= What you have to do =
The entries below should be written out again exactly as they stand.

*** Supplied data

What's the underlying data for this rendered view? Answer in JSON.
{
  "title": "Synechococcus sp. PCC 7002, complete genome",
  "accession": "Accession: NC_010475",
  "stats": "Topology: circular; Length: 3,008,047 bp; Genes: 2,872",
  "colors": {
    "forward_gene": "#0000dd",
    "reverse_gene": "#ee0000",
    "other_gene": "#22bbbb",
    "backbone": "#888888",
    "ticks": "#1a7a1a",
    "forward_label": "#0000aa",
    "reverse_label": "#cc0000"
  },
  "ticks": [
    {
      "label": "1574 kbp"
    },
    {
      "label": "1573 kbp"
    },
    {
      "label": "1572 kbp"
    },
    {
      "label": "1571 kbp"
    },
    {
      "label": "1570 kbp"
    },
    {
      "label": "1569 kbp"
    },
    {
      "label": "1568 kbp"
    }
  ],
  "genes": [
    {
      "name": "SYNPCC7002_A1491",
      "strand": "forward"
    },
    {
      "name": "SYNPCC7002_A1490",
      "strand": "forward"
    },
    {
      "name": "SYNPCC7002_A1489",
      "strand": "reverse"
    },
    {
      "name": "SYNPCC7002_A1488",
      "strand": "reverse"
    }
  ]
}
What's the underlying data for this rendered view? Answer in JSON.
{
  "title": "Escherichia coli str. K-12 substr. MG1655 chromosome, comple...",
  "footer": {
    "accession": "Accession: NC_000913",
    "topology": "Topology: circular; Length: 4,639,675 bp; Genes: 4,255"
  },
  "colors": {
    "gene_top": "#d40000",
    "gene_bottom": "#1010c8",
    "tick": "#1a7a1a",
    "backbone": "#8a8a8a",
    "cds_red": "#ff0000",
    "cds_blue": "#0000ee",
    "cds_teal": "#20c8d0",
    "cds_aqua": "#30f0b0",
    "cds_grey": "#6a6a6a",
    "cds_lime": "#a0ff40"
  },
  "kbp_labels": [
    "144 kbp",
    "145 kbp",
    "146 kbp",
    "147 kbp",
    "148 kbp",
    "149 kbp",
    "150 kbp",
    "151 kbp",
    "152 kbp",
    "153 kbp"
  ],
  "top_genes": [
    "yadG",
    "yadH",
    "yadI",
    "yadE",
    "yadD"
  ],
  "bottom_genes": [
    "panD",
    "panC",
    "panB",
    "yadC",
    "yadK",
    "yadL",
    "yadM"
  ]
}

******

= Exercise answer =
What's the underlying data for this rendered view? Answer in JSON.
{
  "title": "Synechococcus sp. PCC 7002, complete genome",
  "accession": "Accession: NC_010475",
  "stats": "Topology: circular; Length: 3,008,047 bp; Genes: 2,872",
  "colors": {
    "forward_gene": "#0000dd",
    "reverse_gene": "#ee0000",
    "other_gene": "#22bbbb",
    "backbone": "#888888",
    "ticks": "#1a7a1a",
    "forward_label": "#0000aa",
    "reverse_label": "#cc0000"
  },
  "ticks": [
    {
      "label": "1574 kbp"
    },
    {
      "label": "1573 kbp"
    },
    {
      "label": "1572 kbp"
    },
    {
      "label": "1571 kbp"
    },
    {
      "label": "1570 kbp"
    },
    {
      "label": "1569 kbp"
    },
    {
      "label": "1568 kbp"
    }
  ],
  "genes": [
    {
      "name": "SYNPCC7002_A1491",
      "strand": "forward"
    },
    {
      "name": "SYNPCC7002_A1490",
      "strand": "forward"
    },
    {
      "name": "SYNPCC7002_A1489",
      "strand": "reverse"
    },
    {
      "name": "SYNPCC7002_A1488",
      "strand": "reverse"
    }
  ]
}
What's the underlying data for this rendered view? Answer in JSON.
{
  "title": "Escherichia coli str. K-12 substr. MG1655 chromosome, comple...",
  "footer": {
    "accession": "Accession: NC_000913",
    "topology": "Topology: circular; Length: 4,639,675 bp; Genes: 4,255"
  },
  "colors": {
    "gene_top": "#d40000",
    "gene_bottom": "#1010c8",
    "tick": "#1a7a1a",
    "backbone": "#8a8a8a",
    "cds_red": "#ff0000",
    "cds_blue": "#0000ee",
    "cds_teal": "#20c8d0",
    "cds_aqua": "#30f0b0",
    "cds_grey": "#6a6a6a",
    "cds_lime": "#a0ff40"
  },
  "kbp_labels": [
    "144 kbp",
    "145 kbp",
    "146 kbp",
    "147 kbp",
    "148 kbp",
    "149 kbp",
    "150 kbp",
    "151 kbp",
    "152 kbp",
    "153 kbp"
  ],
  "top_genes": [
    "yadG",
    "yadH",
    "yadI",
    "yadE",
    "yadD"
  ],
  "bottom_genes": [
    "panD",
    "panC",
    "panB",
    "yadC",
    "yadK",
    "yadL",
    "yadM"
  ]
}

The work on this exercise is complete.